What you will do: Reproduce every line of the listing as written, apart from the pictures.

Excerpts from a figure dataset
****

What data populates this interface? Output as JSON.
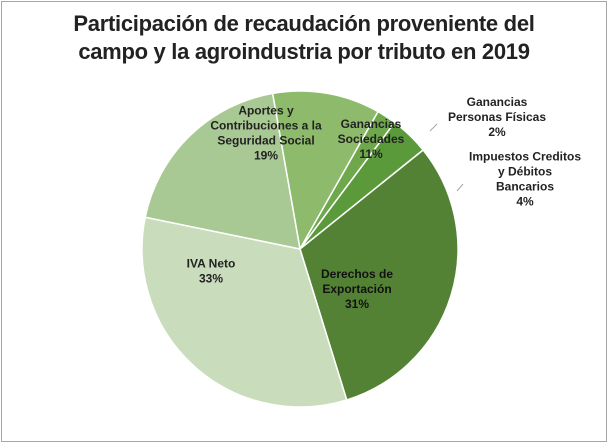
{
  "chart_data": {
    "type": "pie",
    "title_lines": [
      "Participación de recaudación proveniente del",
      "campo y la agroindustria por tributo en 2019"
    ],
    "start_angle_deg": -10,
    "direction": "clockwise",
    "slices": [
      {
        "label_lines": [
          "Ganancias",
          "Sociedades"
        ],
        "pct_label": "11%",
        "value": 11,
        "color": "#8dbb6b",
        "label_placement": "inside",
        "label_color": "#222222"
      },
      {
        "label_lines": [
          "Ganancias",
          "Personas Físicas"
        ],
        "pct_label": "2%",
        "value": 2,
        "color": "#6fa84c",
        "label_placement": "outside",
        "label_color": "#222222"
      },
      {
        "label_lines": [
          "Impuestos Creditos",
          "y Débitos",
          "Bancarios"
        ],
        "pct_label": "4%",
        "value": 4,
        "color": "#5a9a3a",
        "label_placement": "outside",
        "label_color": "#222222"
      },
      {
        "label_lines": [
          "Derechos de",
          "Exportación"
        ],
        "pct_label": "31%",
        "value": 31,
        "color": "#548235",
        "label_placement": "inside",
        "label_color": "#111111"
      },
      {
        "label_lines": [
          "IVA Neto"
        ],
        "pct_label": "33%",
        "value": 33,
        "color": "#c9dcbc",
        "label_placement": "inside",
        "label_color": "#222222"
      },
      {
        "label_lines": [
          "Aportes y",
          "Contribuciones a la",
          "Seguridad Social"
        ],
        "pct_label": "19%",
        "value": 19,
        "color": "#a9c994",
        "label_placement": "inside",
        "label_color": "#222222"
      }
    ],
    "slice_border_color": "#ffffff"
  }
}
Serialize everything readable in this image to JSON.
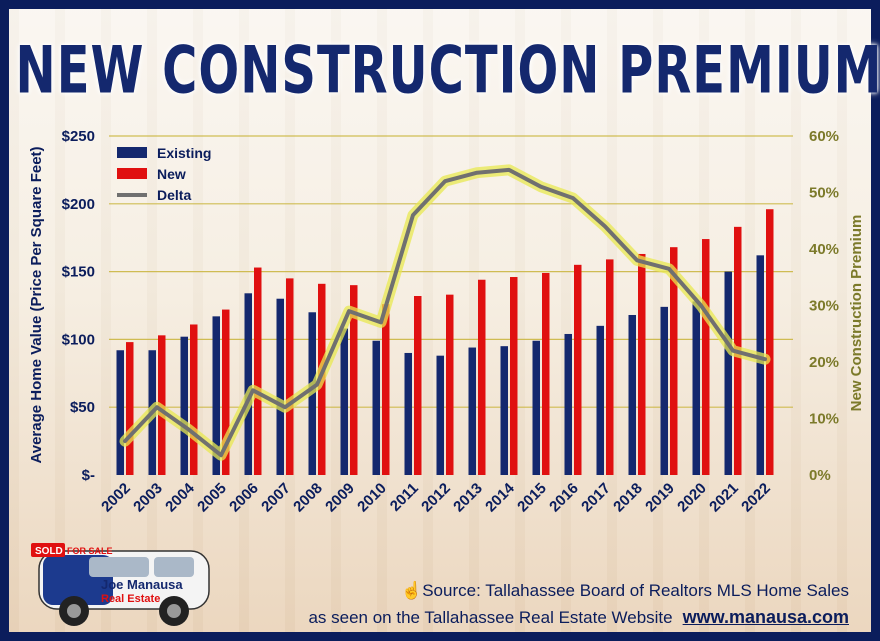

****

Solution for this exercise:
What data populates this interface? Output as JSON.
{
  "chart_data": {
    "type": "pie",
    "title_lines": [
      "Participación de recaudación proveniente del",
      "campo y la agroindustria por tributo en 2019"
    ],
    "start_angle_deg": -10,
    "direction": "clockwise",
    "slices": [
      {
        "label_lines": [
          "Ganancias",
          "Sociedades"
        ],
        "pct_label": "11%",
        "value": 11,
        "color": "#8dbb6b",
        "label_placement": "inside",
        "label_color": "#222222"
      },
      {
        "label_lines": [
          "Ganancias",
          "Personas Físicas"
        ],
        "pct_label": "2%",
        "value": 2,
        "color": "#6fa84c",
        "label_placement": "outside",
        "label_color": "#222222"
      },
      {
        "label_lines": [
          "Impuestos Creditos",
          "y Débitos",
          "Bancarios"
        ],
        "pct_label": "4%",
        "value": 4,
        "color": "#5a9a3a",
        "label_placement": "outside",
        "label_color": "#222222"
      },
      {
        "label_lines": [
          "Derechos de",
          "Exportación"
        ],
        "pct_label": "31%",
        "value": 31,
        "color": "#548235",
        "label_placement": "inside",
        "label_color": "#111111"
      },
      {
        "label_lines": [
          "IVA Neto"
        ],
        "pct_label": "33%",
        "value": 33,
        "color": "#c9dcbc",
        "label_placement": "inside",
        "label_color": "#222222"
      },
      {
        "label_lines": [
          "Aportes y",
          "Contribuciones a la",
          "Seguridad Social"
        ],
        "pct_label": "19%",
        "value": 19,
        "color": "#a9c994",
        "label_placement": "inside",
        "label_color": "#222222"
      }
    ],
    "slice_border_color": "#ffffff"
  }
}
Serialize everything readable in this image to JSON.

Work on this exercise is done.